Exercise description: Reproduce every record below exactly as it appears.

Recorded data:
◇ ◇ ◇ ◇ ◇

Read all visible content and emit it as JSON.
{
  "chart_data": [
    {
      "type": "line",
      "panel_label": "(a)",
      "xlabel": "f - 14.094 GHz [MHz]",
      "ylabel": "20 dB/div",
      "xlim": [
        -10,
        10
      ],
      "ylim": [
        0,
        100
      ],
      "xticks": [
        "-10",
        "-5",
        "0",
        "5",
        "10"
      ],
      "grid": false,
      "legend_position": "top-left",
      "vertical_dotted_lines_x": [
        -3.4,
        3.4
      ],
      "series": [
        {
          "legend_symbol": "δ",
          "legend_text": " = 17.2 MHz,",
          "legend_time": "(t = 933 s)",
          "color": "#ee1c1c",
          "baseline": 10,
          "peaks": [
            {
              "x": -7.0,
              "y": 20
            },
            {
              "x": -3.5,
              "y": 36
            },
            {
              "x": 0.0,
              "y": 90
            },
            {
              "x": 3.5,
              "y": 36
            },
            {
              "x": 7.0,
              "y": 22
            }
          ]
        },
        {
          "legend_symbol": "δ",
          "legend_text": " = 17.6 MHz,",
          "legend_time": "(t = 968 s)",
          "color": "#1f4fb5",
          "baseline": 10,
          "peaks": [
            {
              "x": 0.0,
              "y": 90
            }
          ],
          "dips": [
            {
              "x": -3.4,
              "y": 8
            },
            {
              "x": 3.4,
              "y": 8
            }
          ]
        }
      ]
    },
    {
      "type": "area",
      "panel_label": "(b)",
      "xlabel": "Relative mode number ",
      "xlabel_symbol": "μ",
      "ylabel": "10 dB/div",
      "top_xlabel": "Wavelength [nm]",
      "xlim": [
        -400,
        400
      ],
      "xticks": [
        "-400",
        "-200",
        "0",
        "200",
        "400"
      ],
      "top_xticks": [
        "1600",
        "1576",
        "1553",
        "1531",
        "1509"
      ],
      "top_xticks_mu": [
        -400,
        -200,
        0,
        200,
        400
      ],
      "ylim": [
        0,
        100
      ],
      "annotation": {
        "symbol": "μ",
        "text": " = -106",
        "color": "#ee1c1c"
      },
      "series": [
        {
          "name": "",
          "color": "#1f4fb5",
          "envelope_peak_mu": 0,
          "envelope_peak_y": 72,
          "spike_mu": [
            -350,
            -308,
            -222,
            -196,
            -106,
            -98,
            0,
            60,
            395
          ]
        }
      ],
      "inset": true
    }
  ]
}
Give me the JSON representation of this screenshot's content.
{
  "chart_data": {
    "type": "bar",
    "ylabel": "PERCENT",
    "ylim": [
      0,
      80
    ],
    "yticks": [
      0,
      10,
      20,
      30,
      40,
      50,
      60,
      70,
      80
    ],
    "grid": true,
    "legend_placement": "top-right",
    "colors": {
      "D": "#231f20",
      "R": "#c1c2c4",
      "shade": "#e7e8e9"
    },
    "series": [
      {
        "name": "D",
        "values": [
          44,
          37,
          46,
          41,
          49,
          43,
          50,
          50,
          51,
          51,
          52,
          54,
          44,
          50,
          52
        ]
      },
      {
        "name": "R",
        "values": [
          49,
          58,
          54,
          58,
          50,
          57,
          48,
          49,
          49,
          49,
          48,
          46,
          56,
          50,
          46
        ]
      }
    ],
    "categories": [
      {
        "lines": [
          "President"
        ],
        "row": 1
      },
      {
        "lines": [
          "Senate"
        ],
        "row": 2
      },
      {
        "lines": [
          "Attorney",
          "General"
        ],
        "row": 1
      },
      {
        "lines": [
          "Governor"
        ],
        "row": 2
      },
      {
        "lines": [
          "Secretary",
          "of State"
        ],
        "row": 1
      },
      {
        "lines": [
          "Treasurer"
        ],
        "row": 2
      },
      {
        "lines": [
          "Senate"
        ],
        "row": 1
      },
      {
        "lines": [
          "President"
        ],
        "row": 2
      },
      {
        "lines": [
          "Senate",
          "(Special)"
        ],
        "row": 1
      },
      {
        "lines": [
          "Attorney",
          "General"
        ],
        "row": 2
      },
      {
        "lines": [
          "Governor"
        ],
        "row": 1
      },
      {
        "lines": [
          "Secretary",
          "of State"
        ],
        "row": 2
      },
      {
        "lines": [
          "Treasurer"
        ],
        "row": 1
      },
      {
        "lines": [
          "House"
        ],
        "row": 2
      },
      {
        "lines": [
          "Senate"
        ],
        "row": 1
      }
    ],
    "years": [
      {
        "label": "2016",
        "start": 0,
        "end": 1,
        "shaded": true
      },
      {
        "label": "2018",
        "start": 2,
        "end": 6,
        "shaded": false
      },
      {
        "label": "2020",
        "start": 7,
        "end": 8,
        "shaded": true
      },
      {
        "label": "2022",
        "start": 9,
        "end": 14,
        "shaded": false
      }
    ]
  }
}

◇ ◇ ◇ ◇ ◇

Answer to the task:
Read all visible content and emit it as JSON.
{
  "chart_data": [
    {
      "type": "line",
      "panel_label": "(a)",
      "xlabel": "f - 14.094 GHz [MHz]",
      "ylabel": "20 dB/div",
      "xlim": [
        -10,
        10
      ],
      "ylim": [
        0,
        100
      ],
      "xticks": [
        "-10",
        "-5",
        "0",
        "5",
        "10"
      ],
      "grid": false,
      "legend_position": "top-left",
      "vertical_dotted_lines_x": [
        -3.4,
        3.4
      ],
      "series": [
        {
          "legend_symbol": "δ",
          "legend_text": " = 17.2 MHz,",
          "legend_time": "(t = 933 s)",
          "color": "#ee1c1c",
          "baseline": 10,
          "peaks": [
            {
              "x": -7.0,
              "y": 20
            },
            {
              "x": -3.5,
              "y": 36
            },
            {
              "x": 0.0,
              "y": 90
            },
            {
              "x": 3.5,
              "y": 36
            },
            {
              "x": 7.0,
              "y": 22
            }
          ]
        },
        {
          "legend_symbol": "δ",
          "legend_text": " = 17.6 MHz,",
          "legend_time": "(t = 968 s)",
          "color": "#1f4fb5",
          "baseline": 10,
          "peaks": [
            {
              "x": 0.0,
              "y": 90
            }
          ],
          "dips": [
            {
              "x": -3.4,
              "y": 8
            },
            {
              "x": 3.4,
              "y": 8
            }
          ]
        }
      ]
    },
    {
      "type": "area",
      "panel_label": "(b)",
      "xlabel": "Relative mode number ",
      "xlabel_symbol": "μ",
      "ylabel": "10 dB/div",
      "top_xlabel": "Wavelength [nm]",
      "xlim": [
        -400,
        400
      ],
      "xticks": [
        "-400",
        "-200",
        "0",
        "200",
        "400"
      ],
      "top_xticks": [
        "1600",
        "1576",
        "1553",
        "1531",
        "1509"
      ],
      "top_xticks_mu": [
        -400,
        -200,
        0,
        200,
        400
      ],
      "ylim": [
        0,
        100
      ],
      "annotation": {
        "symbol": "μ",
        "text": " = -106",
        "color": "#ee1c1c"
      },
      "series": [
        {
          "name": "",
          "color": "#1f4fb5",
          "envelope_peak_mu": 0,
          "envelope_peak_y": 72,
          "spike_mu": [
            -350,
            -308,
            -222,
            -196,
            -106,
            -98,
            0,
            60,
            395
          ]
        }
      ],
      "inset": true
    }
  ]
}
Give me the JSON representation of this screenshot's content.
{
  "chart_data": {
    "type": "bar",
    "ylabel": "PERCENT",
    "ylim": [
      0,
      80
    ],
    "yticks": [
      0,
      10,
      20,
      30,
      40,
      50,
      60,
      70,
      80
    ],
    "grid": true,
    "legend_placement": "top-right",
    "colors": {
      "D": "#231f20",
      "R": "#c1c2c4",
      "shade": "#e7e8e9"
    },
    "series": [
      {
        "name": "D",
        "values": [
          44,
          37,
          46,
          41,
          49,
          43,
          50,
          50,
          51,
          51,
          52,
          54,
          44,
          50,
          52
        ]
      },
      {
        "name": "R",
        "values": [
          49,
          58,
          54,
          58,
          50,
          57,
          48,
          49,
          49,
          49,
          48,
          46,
          56,
          50,
          46
        ]
      }
    ],
    "categories": [
      {
        "lines": [
          "President"
        ],
        "row": 1
      },
      {
        "lines": [
          "Senate"
        ],
        "row": 2
      },
      {
        "lines": [
          "Attorney",
          "General"
        ],
        "row": 1
      },
      {
        "lines": [
          "Governor"
        ],
        "row": 2
      },
      {
        "lines": [
          "Secretary",
          "of State"
        ],
        "row": 1
      },
      {
        "lines": [
          "Treasurer"
        ],
        "row": 2
      },
      {
        "lines": [
          "Senate"
        ],
        "row": 1
      },
      {
        "lines": [
          "President"
        ],
        "row": 2
      },
      {
        "lines": [
          "Senate",
          "(Special)"
        ],
        "row": 1
      },
      {
        "lines": [
          "Attorney",
          "General"
        ],
        "row": 2
      },
      {
        "lines": [
          "Governor"
        ],
        "row": 1
      },
      {
        "lines": [
          "Secretary",
          "of State"
        ],
        "row": 2
      },
      {
        "lines": [
          "Treasurer"
        ],
        "row": 1
      },
      {
        "lines": [
          "House"
        ],
        "row": 2
      },
      {
        "lines": [
          "Senate"
        ],
        "row": 1
      }
    ],
    "years": [
      {
        "label": "2016",
        "start": 0,
        "end": 1,
        "shaded": true
      },
      {
        "label": "2018",
        "start": 2,
        "end": 6,
        "shaded": false
      },
      {
        "label": "2020",
        "start": 7,
        "end": 8,
        "shaded": true
      },
      {
        "label": "2022",
        "start": 9,
        "end": 14,
        "shaded": false
      }
    ]
  }
}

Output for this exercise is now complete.